AIM OF THE TASK: Produce an exact transcription of the listing below, omitting the pictures.

──────── DATA TO USE ────────

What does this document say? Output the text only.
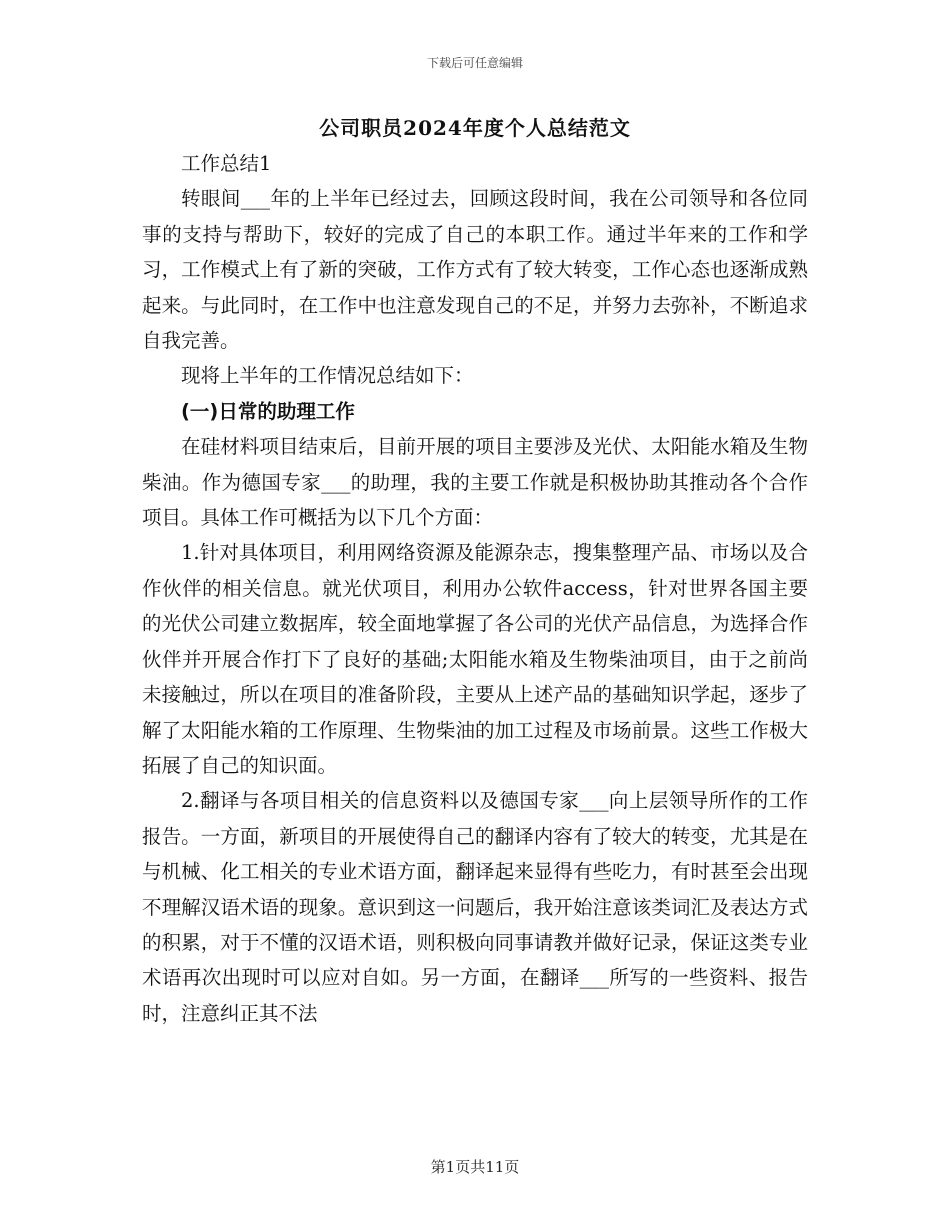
下载后可任意编辑
公司职员2024年度个人总结范文

工作总结1

转眼间___年的上半年已经过去，回顾这段时间，我在公司领导和各位同事的支持与帮助下，较好的完成了自己的本职工作。通过半年来的工作和学习，工作模式上有了新的突破，工作方式有了较大转变，工作心态也逐渐成熟起来。与此同时，在工作中也注意发现自己的不足，并努力去弥补，不断追求自我完善。

现将上半年的工作情况总结如下：

(一)日常的助理工作

在硅材料项目结束后，目前开展的项目主要涉及光伏、太阳能水箱及生物柴油。作为德国专家___的助理，我的主要工作就是积极协助其推动各个合作项目。具体工作可概括为以下几个方面：

1.针对具体项目，利用网络资源及能源杂志，搜集整理产品、市场以及合作伙伴的相关信息。就光伏项目，利用办公软件access，针对世界各国主要的光伏公司建立数据库，较全面地掌握了各公司的光伏产品信息，为选择合作伙伴并开展合作打下了良好的基础;太阳能水箱及生物柴油项目，由于之前尚未接触过，所以在项目的准备阶段，主要从上述产品的基础知识学起，逐步了解了太阳能水箱的工作原理、生物柴油的加工过程及市场前景。这些工作极大拓展了自己的知识面。

2.翻译与各项目相关的信息资料以及德国专家___向上层领导所作的工作报告。一方面，新项目的开展使得自己的翻译内容有了较大的转变，尤其是在与机械、化工相关的专业术语方面，翻译起来显得有些吃力，有时甚至会出现不理解汉语术语的现象。意识到这一问题后，我开始注意该类词汇及表达方式的积累，对于不懂的汉语术语，则积极向同事请教并做好记录，保证这类专业术语再次出现时可以应对自如。另一方面，在翻译___所写的一些资料、报告时，注意纠正其不法

第1页共11页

────────

WRITTEN SOLUTION:
What does this document say? Output the text only.
下载后可任意编辑
公司职员2024年度个人总结范文

工作总结1

转眼间___年的上半年已经过去，回顾这段时间，我在公司领导和各位同事的支持与帮助下，较好的完成了自己的本职工作。通过半年来的工作和学习，工作模式上有了新的突破，工作方式有了较大转变，工作心态也逐渐成熟起来。与此同时，在工作中也注意发现自己的不足，并努力去弥补，不断追求自我完善。

现将上半年的工作情况总结如下：

(一)日常的助理工作

在硅材料项目结束后，目前开展的项目主要涉及光伏、太阳能水箱及生物柴油。作为德国专家___的助理，我的主要工作就是积极协助其推动各个合作项目。具体工作可概括为以下几个方面：

1.针对具体项目，利用网络资源及能源杂志，搜集整理产品、市场以及合作伙伴的相关信息。就光伏项目，利用办公软件access，针对世界各国主要的光伏公司建立数据库，较全面地掌握了各公司的光伏产品信息，为选择合作伙伴并开展合作打下了良好的基础;太阳能水箱及生物柴油项目，由于之前尚未接触过，所以在项目的准备阶段，主要从上述产品的基础知识学起，逐步了解了太阳能水箱的工作原理、生物柴油的加工过程及市场前景。这些工作极大拓展了自己的知识面。

2.翻译与各项目相关的信息资料以及德国专家___向上层领导所作的工作报告。一方面，新项目的开展使得自己的翻译内容有了较大的转变，尤其是在与机械、化工相关的专业术语方面，翻译起来显得有些吃力，有时甚至会出现不理解汉语术语的现象。意识到这一问题后，我开始注意该类词汇及表达方式的积累，对于不懂的汉语术语，则积极向同事请教并做好记录，保证这类专业术语再次出现时可以应对自如。另一方面，在翻译___所写的一些资料、报告时，注意纠正其不法

第1页共11页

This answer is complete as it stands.